▸ **Stated problem**
Can the data below be set down again exactly, line for line?

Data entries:
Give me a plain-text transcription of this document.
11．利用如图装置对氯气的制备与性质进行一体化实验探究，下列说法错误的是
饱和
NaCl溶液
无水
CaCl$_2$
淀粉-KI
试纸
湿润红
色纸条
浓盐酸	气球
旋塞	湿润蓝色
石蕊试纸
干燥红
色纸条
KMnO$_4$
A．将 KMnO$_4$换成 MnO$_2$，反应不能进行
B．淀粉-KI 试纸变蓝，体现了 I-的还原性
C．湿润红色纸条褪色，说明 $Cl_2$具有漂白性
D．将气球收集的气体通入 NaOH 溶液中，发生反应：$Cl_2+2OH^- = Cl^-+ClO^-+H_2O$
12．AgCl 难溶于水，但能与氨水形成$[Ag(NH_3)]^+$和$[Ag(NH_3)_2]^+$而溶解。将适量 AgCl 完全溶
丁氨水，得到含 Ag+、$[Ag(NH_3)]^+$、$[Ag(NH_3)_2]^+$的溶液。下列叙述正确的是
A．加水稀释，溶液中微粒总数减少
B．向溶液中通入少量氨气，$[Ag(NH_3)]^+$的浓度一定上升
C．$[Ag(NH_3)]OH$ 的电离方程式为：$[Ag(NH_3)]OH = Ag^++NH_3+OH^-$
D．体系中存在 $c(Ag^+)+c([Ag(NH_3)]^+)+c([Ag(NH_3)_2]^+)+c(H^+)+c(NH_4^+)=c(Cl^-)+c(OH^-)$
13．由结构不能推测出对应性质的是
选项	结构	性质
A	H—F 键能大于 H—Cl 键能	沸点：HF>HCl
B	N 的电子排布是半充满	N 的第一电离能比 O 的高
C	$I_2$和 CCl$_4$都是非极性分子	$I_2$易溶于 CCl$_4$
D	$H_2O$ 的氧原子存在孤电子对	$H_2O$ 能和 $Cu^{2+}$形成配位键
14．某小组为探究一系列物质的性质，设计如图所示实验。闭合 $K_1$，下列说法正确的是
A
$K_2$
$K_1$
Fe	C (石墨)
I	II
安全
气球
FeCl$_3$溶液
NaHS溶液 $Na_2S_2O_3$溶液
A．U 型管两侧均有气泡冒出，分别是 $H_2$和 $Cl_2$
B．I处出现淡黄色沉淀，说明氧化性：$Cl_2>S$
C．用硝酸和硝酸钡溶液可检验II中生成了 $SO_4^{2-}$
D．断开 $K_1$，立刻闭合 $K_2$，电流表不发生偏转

▸ **Response to the task**
Give me a plain-text transcription of this document.
11．利用如图装置对氯气的制备与性质进行一体化实验探究，下列说法错误的是
饱和
NaCl溶液
无水
CaCl$_2$
淀粉-KI
试纸
湿润红
色纸条
浓盐酸	气球
旋塞	湿润蓝色
石蕊试纸
干燥红
色纸条
KMnO$_4$
A．将 KMnO$_4$换成 MnO$_2$，反应不能进行
B．淀粉-KI 试纸变蓝，体现了 I-的还原性
C．湿润红色纸条褪色，说明 $Cl_2$具有漂白性
D．将气球收集的气体通入 NaOH 溶液中，发生反应：$Cl_2+2OH^- = Cl^-+ClO^-+H_2O$
12．AgCl 难溶于水，但能与氨水形成$[Ag(NH_3)]^+$和$[Ag(NH_3)_2]^+$而溶解。将适量 AgCl 完全溶
丁氨水，得到含 Ag+、$[Ag(NH_3)]^+$、$[Ag(NH_3)_2]^+$的溶液。下列叙述正确的是
A．加水稀释，溶液中微粒总数减少
B．向溶液中通入少量氨气，$[Ag(NH_3)]^+$的浓度一定上升
C．$[Ag(NH_3)]OH$ 的电离方程式为：$[Ag(NH_3)]OH = Ag^++NH_3+OH^-$
D．体系中存在 $c(Ag^+)+c([Ag(NH_3)]^+)+c([Ag(NH_3)_2]^+)+c(H^+)+c(NH_4^+)=c(Cl^-)+c(OH^-)$
13．由结构不能推测出对应性质的是
选项	结构	性质
A	H—F 键能大于 H—Cl 键能	沸点：HF>HCl
B	N 的电子排布是半充满	N 的第一电离能比 O 的高
C	$I_2$和 CCl$_4$都是非极性分子	$I_2$易溶于 CCl$_4$
D	$H_2O$ 的氧原子存在孤电子对	$H_2O$ 能和 $Cu^{2+}$形成配位键
14．某小组为探究一系列物质的性质，设计如图所示实验。闭合 $K_1$，下列说法正确的是
A
$K_2$
$K_1$
Fe	C (石墨)
I	II
安全
气球
FeCl$_3$溶液
NaHS溶液 $Na_2S_2O_3$溶液
A．U 型管两侧均有气泡冒出，分别是 $H_2$和 $Cl_2$
B．I处出现淡黄色沉淀，说明氧化性：$Cl_2>S$
C．用硝酸和硝酸钡溶液可检验II中生成了 $SO_4^{2-}$
D．断开 $K_1$，立刻闭合 $K_2$，电流表不发生偏转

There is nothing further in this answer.